» **TASK DESCRIPTION**
Output every entry exactly as given.

» **LISTING**
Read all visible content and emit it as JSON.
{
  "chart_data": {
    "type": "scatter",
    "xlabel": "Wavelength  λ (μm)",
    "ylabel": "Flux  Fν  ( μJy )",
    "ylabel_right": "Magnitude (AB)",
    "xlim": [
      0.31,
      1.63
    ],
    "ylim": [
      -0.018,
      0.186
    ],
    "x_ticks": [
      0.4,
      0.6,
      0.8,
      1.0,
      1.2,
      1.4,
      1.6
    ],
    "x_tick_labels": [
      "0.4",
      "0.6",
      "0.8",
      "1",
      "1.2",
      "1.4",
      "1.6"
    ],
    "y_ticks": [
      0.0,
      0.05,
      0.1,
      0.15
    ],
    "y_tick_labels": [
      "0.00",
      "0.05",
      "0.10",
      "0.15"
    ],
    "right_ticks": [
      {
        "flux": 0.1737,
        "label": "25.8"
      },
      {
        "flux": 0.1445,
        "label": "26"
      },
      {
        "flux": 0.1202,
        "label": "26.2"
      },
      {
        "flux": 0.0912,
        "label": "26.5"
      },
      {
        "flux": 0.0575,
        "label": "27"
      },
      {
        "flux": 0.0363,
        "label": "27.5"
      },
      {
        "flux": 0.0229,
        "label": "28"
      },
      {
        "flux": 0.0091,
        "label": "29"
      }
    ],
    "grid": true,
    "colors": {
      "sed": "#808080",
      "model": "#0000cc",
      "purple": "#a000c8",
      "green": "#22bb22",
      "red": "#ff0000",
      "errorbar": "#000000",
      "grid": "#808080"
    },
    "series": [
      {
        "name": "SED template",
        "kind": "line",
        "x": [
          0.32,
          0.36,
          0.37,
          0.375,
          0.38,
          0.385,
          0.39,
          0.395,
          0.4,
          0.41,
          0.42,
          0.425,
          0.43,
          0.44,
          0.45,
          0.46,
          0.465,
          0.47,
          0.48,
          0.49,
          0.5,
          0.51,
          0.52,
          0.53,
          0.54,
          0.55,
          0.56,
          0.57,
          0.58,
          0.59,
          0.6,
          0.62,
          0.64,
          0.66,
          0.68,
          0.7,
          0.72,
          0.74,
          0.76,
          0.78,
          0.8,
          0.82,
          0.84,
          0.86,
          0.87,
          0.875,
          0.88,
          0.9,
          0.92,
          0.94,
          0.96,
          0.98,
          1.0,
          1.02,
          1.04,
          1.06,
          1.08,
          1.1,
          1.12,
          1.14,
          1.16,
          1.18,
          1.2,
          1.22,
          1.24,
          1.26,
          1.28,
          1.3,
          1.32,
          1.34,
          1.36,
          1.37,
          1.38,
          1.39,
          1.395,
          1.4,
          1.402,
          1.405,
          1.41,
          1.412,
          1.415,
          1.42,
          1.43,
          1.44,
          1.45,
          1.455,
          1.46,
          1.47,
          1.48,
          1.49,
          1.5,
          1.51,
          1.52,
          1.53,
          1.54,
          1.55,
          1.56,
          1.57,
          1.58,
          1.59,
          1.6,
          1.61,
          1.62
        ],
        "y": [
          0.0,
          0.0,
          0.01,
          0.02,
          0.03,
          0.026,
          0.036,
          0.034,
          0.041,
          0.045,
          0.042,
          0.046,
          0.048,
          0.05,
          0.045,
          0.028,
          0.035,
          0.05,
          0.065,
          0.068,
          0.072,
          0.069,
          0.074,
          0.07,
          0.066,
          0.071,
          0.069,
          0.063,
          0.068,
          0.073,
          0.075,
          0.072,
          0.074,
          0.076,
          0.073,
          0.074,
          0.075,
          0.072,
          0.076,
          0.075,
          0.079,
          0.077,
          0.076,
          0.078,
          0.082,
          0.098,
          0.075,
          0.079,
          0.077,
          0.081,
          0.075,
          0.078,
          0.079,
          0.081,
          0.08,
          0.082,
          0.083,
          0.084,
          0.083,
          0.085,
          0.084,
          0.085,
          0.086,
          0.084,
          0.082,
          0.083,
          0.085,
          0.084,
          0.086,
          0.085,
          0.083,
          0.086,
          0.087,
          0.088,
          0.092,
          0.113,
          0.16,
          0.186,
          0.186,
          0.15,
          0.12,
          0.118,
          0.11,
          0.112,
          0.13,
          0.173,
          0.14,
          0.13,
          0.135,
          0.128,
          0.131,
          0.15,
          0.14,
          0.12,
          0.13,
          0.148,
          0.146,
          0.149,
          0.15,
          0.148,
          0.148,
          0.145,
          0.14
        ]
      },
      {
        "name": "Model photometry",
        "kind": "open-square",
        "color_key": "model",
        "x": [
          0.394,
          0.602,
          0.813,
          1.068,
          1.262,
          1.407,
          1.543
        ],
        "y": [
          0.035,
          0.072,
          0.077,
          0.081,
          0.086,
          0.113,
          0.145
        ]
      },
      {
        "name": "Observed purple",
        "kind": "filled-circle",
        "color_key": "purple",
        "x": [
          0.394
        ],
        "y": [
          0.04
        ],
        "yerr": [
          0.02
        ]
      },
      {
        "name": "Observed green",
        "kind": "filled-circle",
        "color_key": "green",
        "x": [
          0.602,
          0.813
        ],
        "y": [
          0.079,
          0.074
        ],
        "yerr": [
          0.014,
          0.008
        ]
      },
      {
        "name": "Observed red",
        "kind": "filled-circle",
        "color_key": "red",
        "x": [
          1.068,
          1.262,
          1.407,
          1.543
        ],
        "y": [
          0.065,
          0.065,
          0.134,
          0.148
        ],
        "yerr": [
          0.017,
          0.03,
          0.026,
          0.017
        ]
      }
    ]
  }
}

» **PROBLEM SOLUTION**
Read all visible content and emit it as JSON.
{
  "chart_data": {
    "type": "scatter",
    "xlabel": "Wavelength  λ (μm)",
    "ylabel": "Flux  Fν  ( μJy )",
    "ylabel_right": "Magnitude (AB)",
    "xlim": [
      0.31,
      1.63
    ],
    "ylim": [
      -0.018,
      0.186
    ],
    "x_ticks": [
      0.4,
      0.6,
      0.8,
      1.0,
      1.2,
      1.4,
      1.6
    ],
    "x_tick_labels": [
      "0.4",
      "0.6",
      "0.8",
      "1",
      "1.2",
      "1.4",
      "1.6"
    ],
    "y_ticks": [
      0.0,
      0.05,
      0.1,
      0.15
    ],
    "y_tick_labels": [
      "0.00",
      "0.05",
      "0.10",
      "0.15"
    ],
    "right_ticks": [
      {
        "flux": 0.1737,
        "label": "25.8"
      },
      {
        "flux": 0.1445,
        "label": "26"
      },
      {
        "flux": 0.1202,
        "label": "26.2"
      },
      {
        "flux": 0.0912,
        "label": "26.5"
      },
      {
        "flux": 0.0575,
        "label": "27"
      },
      {
        "flux": 0.0363,
        "label": "27.5"
      },
      {
        "flux": 0.0229,
        "label": "28"
      },
      {
        "flux": 0.0091,
        "label": "29"
      }
    ],
    "grid": true,
    "colors": {
      "sed": "#808080",
      "model": "#0000cc",
      "purple": "#a000c8",
      "green": "#22bb22",
      "red": "#ff0000",
      "errorbar": "#000000",
      "grid": "#808080"
    },
    "series": [
      {
        "name": "SED template",
        "kind": "line",
        "x": [
          0.32,
          0.36,
          0.37,
          0.375,
          0.38,
          0.385,
          0.39,
          0.395,
          0.4,
          0.41,
          0.42,
          0.425,
          0.43,
          0.44,
          0.45,
          0.46,
          0.465,
          0.47,
          0.48,
          0.49,
          0.5,
          0.51,
          0.52,
          0.53,
          0.54,
          0.55,
          0.56,
          0.57,
          0.58,
          0.59,
          0.6,
          0.62,
          0.64,
          0.66,
          0.68,
          0.7,
          0.72,
          0.74,
          0.76,
          0.78,
          0.8,
          0.82,
          0.84,
          0.86,
          0.87,
          0.875,
          0.88,
          0.9,
          0.92,
          0.94,
          0.96,
          0.98,
          1.0,
          1.02,
          1.04,
          1.06,
          1.08,
          1.1,
          1.12,
          1.14,
          1.16,
          1.18,
          1.2,
          1.22,
          1.24,
          1.26,
          1.28,
          1.3,
          1.32,
          1.34,
          1.36,
          1.37,
          1.38,
          1.39,
          1.395,
          1.4,
          1.402,
          1.405,
          1.41,
          1.412,
          1.415,
          1.42,
          1.43,
          1.44,
          1.45,
          1.455,
          1.46,
          1.47,
          1.48,
          1.49,
          1.5,
          1.51,
          1.52,
          1.53,
          1.54,
          1.55,
          1.56,
          1.57,
          1.58,
          1.59,
          1.6,
          1.61,
          1.62
        ],
        "y": [
          0.0,
          0.0,
          0.01,
          0.02,
          0.03,
          0.026,
          0.036,
          0.034,
          0.041,
          0.045,
          0.042,
          0.046,
          0.048,
          0.05,
          0.045,
          0.028,
          0.035,
          0.05,
          0.065,
          0.068,
          0.072,
          0.069,
          0.074,
          0.07,
          0.066,
          0.071,
          0.069,
          0.063,
          0.068,
          0.073,
          0.075,
          0.072,
          0.074,
          0.076,
          0.073,
          0.074,
          0.075,
          0.072,
          0.076,
          0.075,
          0.079,
          0.077,
          0.076,
          0.078,
          0.082,
          0.098,
          0.075,
          0.079,
          0.077,
          0.081,
          0.075,
          0.078,
          0.079,
          0.081,
          0.08,
          0.082,
          0.083,
          0.084,
          0.083,
          0.085,
          0.084,
          0.085,
          0.086,
          0.084,
          0.082,
          0.083,
          0.085,
          0.084,
          0.086,
          0.085,
          0.083,
          0.086,
          0.087,
          0.088,
          0.092,
          0.113,
          0.16,
          0.186,
          0.186,
          0.15,
          0.12,
          0.118,
          0.11,
          0.112,
          0.13,
          0.173,
          0.14,
          0.13,
          0.135,
          0.128,
          0.131,
          0.15,
          0.14,
          0.12,
          0.13,
          0.148,
          0.146,
          0.149,
          0.15,
          0.148,
          0.148,
          0.145,
          0.14
        ]
      },
      {
        "name": "Model photometry",
        "kind": "open-square",
        "color_key": "model",
        "x": [
          0.394,
          0.602,
          0.813,
          1.068,
          1.262,
          1.407,
          1.543
        ],
        "y": [
          0.035,
          0.072,
          0.077,
          0.081,
          0.086,
          0.113,
          0.145
        ]
      },
      {
        "name": "Observed purple",
        "kind": "filled-circle",
        "color_key": "purple",
        "x": [
          0.394
        ],
        "y": [
          0.04
        ],
        "yerr": [
          0.02
        ]
      },
      {
        "name": "Observed green",
        "kind": "filled-circle",
        "color_key": "green",
        "x": [
          0.602,
          0.813
        ],
        "y": [
          0.079,
          0.074
        ],
        "yerr": [
          0.014,
          0.008
        ]
      },
      {
        "name": "Observed red",
        "kind": "filled-circle",
        "color_key": "red",
        "x": [
          1.068,
          1.262,
          1.407,
          1.543
        ],
        "y": [
          0.065,
          0.065,
          0.134,
          0.148
        ],
        "yerr": [
          0.017,
          0.03,
          0.026,
          0.017
        ]
      }
    ]
  }
}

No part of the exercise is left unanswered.